— Begin RECORDS SUPPLIED —
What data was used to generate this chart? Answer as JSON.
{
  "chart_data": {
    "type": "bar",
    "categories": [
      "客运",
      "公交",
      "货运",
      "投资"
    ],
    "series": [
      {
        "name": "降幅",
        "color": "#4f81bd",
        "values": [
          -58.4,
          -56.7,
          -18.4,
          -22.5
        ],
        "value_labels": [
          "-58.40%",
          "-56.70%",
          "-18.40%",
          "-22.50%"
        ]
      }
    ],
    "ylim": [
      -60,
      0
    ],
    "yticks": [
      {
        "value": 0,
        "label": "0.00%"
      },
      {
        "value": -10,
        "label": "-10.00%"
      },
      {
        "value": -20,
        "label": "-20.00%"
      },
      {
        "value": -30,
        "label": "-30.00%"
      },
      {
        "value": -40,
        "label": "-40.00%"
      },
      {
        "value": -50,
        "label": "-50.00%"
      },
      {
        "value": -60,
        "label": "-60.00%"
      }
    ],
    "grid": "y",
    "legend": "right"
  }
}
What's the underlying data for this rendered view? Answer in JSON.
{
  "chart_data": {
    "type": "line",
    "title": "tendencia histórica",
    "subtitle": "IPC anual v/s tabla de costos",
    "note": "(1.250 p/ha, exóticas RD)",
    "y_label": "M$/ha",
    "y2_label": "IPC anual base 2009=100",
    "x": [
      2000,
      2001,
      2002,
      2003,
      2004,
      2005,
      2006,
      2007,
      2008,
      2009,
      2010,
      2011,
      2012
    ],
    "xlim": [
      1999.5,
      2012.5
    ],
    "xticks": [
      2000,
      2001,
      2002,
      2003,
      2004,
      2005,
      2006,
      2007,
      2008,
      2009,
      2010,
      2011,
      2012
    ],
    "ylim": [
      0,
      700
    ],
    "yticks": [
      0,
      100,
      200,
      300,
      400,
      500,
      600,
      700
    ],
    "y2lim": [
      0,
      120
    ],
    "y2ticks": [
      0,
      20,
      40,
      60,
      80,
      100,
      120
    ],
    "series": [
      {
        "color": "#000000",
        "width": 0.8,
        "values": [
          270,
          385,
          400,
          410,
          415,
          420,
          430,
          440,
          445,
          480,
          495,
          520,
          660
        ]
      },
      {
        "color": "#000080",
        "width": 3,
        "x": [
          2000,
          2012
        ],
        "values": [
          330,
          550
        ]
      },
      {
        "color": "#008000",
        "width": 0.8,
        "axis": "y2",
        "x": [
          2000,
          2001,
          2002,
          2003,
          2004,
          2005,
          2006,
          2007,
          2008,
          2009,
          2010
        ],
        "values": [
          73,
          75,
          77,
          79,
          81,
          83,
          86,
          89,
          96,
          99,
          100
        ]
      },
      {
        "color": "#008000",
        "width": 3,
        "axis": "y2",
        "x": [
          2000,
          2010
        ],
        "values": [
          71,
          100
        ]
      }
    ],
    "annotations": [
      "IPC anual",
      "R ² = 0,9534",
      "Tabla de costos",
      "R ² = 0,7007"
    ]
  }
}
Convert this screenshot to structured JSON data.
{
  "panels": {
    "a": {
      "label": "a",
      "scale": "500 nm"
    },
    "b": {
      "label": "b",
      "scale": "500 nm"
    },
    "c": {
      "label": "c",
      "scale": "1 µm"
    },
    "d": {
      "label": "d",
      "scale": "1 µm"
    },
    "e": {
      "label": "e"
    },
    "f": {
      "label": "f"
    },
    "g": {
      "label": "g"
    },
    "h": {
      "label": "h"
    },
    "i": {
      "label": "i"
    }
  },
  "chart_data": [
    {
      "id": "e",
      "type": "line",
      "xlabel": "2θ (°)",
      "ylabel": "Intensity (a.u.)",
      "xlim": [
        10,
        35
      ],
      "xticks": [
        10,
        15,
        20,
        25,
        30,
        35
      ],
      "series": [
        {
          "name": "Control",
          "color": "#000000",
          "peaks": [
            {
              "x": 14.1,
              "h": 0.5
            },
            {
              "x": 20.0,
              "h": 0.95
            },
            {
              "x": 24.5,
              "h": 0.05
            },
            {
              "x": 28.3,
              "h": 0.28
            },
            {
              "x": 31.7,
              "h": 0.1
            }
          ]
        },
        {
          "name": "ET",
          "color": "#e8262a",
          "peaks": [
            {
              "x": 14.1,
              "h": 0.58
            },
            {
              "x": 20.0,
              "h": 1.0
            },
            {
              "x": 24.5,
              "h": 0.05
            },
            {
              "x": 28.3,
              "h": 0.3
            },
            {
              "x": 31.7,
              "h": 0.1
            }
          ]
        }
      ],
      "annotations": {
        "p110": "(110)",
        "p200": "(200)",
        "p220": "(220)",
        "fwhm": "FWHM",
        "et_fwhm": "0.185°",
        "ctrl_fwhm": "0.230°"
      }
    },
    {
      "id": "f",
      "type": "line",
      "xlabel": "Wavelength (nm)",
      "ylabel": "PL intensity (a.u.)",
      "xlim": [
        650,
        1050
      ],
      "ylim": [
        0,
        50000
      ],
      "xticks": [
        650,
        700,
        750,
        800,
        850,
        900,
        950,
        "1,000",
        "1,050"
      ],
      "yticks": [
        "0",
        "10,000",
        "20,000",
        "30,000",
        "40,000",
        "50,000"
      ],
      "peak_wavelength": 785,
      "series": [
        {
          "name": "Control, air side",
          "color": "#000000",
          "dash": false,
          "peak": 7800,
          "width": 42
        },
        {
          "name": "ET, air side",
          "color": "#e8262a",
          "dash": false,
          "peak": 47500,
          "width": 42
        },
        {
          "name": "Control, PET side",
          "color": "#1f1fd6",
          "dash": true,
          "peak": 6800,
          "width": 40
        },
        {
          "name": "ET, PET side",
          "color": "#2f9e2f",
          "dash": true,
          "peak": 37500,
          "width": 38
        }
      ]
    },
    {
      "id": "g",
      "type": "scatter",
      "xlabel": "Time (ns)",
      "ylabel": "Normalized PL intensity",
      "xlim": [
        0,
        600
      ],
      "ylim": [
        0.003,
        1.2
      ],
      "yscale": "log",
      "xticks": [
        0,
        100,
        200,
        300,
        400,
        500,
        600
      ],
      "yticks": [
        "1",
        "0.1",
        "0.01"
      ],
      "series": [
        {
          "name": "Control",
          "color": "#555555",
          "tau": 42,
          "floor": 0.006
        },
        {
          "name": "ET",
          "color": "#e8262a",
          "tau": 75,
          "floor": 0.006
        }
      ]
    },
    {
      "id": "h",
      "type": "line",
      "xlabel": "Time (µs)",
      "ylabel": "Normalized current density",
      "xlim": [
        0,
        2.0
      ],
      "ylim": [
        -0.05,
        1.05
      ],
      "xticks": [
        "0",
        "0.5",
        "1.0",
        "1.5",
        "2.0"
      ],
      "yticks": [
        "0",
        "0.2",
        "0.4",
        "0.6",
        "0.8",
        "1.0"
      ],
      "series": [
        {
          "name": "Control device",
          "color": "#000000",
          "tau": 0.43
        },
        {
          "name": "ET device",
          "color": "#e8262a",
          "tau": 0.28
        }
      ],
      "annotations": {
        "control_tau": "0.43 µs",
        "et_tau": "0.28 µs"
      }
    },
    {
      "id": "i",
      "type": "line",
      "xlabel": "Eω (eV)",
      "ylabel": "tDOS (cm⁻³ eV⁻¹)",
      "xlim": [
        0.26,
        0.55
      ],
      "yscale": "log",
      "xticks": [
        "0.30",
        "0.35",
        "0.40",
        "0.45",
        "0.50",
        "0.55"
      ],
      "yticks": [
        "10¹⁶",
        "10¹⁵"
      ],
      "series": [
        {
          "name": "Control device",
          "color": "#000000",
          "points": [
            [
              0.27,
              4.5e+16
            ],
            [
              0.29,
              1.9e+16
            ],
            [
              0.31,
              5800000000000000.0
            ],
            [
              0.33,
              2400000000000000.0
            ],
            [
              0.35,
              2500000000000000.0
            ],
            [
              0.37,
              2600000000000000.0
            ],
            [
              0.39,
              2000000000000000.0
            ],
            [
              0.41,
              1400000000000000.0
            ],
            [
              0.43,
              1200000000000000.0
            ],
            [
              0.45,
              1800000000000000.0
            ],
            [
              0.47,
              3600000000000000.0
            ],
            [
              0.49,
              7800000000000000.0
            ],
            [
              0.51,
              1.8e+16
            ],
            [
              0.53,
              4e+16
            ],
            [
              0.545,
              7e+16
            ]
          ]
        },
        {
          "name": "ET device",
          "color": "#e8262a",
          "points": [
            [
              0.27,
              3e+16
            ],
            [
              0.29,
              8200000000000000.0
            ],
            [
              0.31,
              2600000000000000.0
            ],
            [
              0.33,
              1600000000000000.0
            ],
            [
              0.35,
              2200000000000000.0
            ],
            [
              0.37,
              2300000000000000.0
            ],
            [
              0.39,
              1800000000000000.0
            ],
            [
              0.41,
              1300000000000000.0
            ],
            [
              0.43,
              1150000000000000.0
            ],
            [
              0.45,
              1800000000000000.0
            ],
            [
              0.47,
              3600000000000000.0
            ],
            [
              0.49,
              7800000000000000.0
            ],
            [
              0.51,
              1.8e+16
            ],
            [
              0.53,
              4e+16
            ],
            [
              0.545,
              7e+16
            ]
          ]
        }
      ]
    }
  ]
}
— End RECORDS SUPPLIED —
**PROBLEM TO SOLVE**
Tally the lines of the material above that contain the word "What" and report the total alone.

**TASK RESPONSE**
2